* **EXTRACTED DATA**:
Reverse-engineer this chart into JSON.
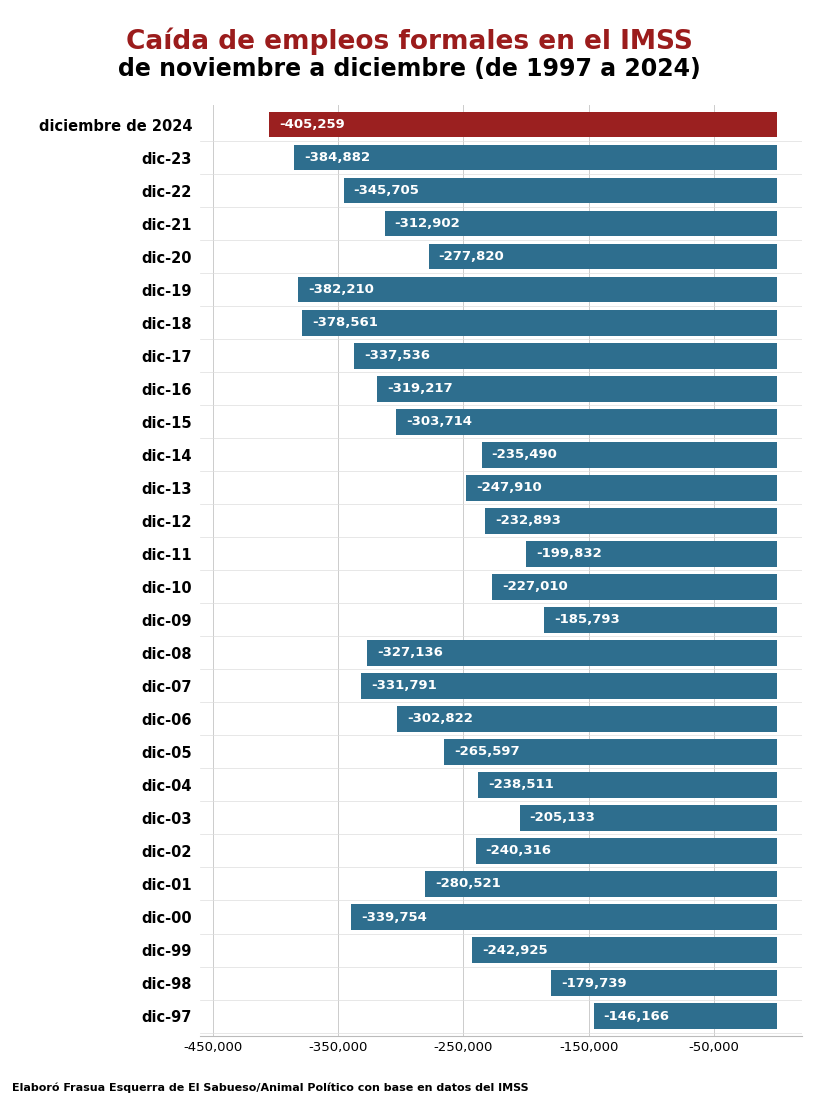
{
  "title_line1": "Caída de empleos formales en el IMSS",
  "title_line2": "de noviembre a diciembre (de 1997 a 2024)",
  "title_line1_color": "#9B1C1C",
  "title_line2_color": "#000000",
  "footnote": "Elaboró Frasua Esquerra de El Sabueso/Animal Político con base en datos del IMSS",
  "labels": [
    "diciembre de 2024",
    "dic-23",
    "dic-22",
    "dic-21",
    "dic-20",
    "dic-19",
    "dic-18",
    "dic-17",
    "dic-16",
    "dic-15",
    "dic-14",
    "dic-13",
    "dic-12",
    "dic-11",
    "dic-10",
    "dic-09",
    "dic-08",
    "dic-07",
    "dic-06",
    "dic-05",
    "dic-04",
    "dic-03",
    "dic-02",
    "dic-01",
    "dic-00",
    "dic-99",
    "dic-98",
    "dic-97"
  ],
  "values": [
    -405259,
    -384882,
    -345705,
    -312902,
    -277820,
    -382210,
    -378561,
    -337536,
    -319217,
    -303714,
    -235490,
    -247910,
    -232893,
    -199832,
    -227010,
    -185793,
    -327136,
    -331791,
    -302822,
    -265597,
    -238511,
    -205133,
    -240316,
    -280521,
    -339754,
    -242925,
    -179739,
    -146166
  ],
  "bar_colors": [
    "#9B2020",
    "#2E6E8E",
    "#2E6E8E",
    "#2E6E8E",
    "#2E6E8E",
    "#2E6E8E",
    "#2E6E8E",
    "#2E6E8E",
    "#2E6E8E",
    "#2E6E8E",
    "#2E6E8E",
    "#2E6E8E",
    "#2E6E8E",
    "#2E6E8E",
    "#2E6E8E",
    "#2E6E8E",
    "#2E6E8E",
    "#2E6E8E",
    "#2E6E8E",
    "#2E6E8E",
    "#2E6E8E",
    "#2E6E8E",
    "#2E6E8E",
    "#2E6E8E",
    "#2E6E8E",
    "#2E6E8E",
    "#2E6E8E",
    "#2E6E8E"
  ],
  "xlim": [
    -460000,
    20000
  ],
  "xtick_values": [
    -450000,
    -350000,
    -250000,
    -150000,
    -50000
  ],
  "background_color": "#FFFFFF",
  "bar_text_color": "#FFFFFF",
  "label_fontsize": 10.5,
  "value_fontsize": 9.5,
  "title1_fontsize": 19,
  "title2_fontsize": 17,
  "footnote_fontsize": 8.0
}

* **AIM OF THE TASK**: Show all lines above holding "diciembre".

* **OUTPUT FOR THIS TASK**:
  "title_line2": "de noviembre a diciembre (de 1997 a 2024)",
    "diciembre de 2024",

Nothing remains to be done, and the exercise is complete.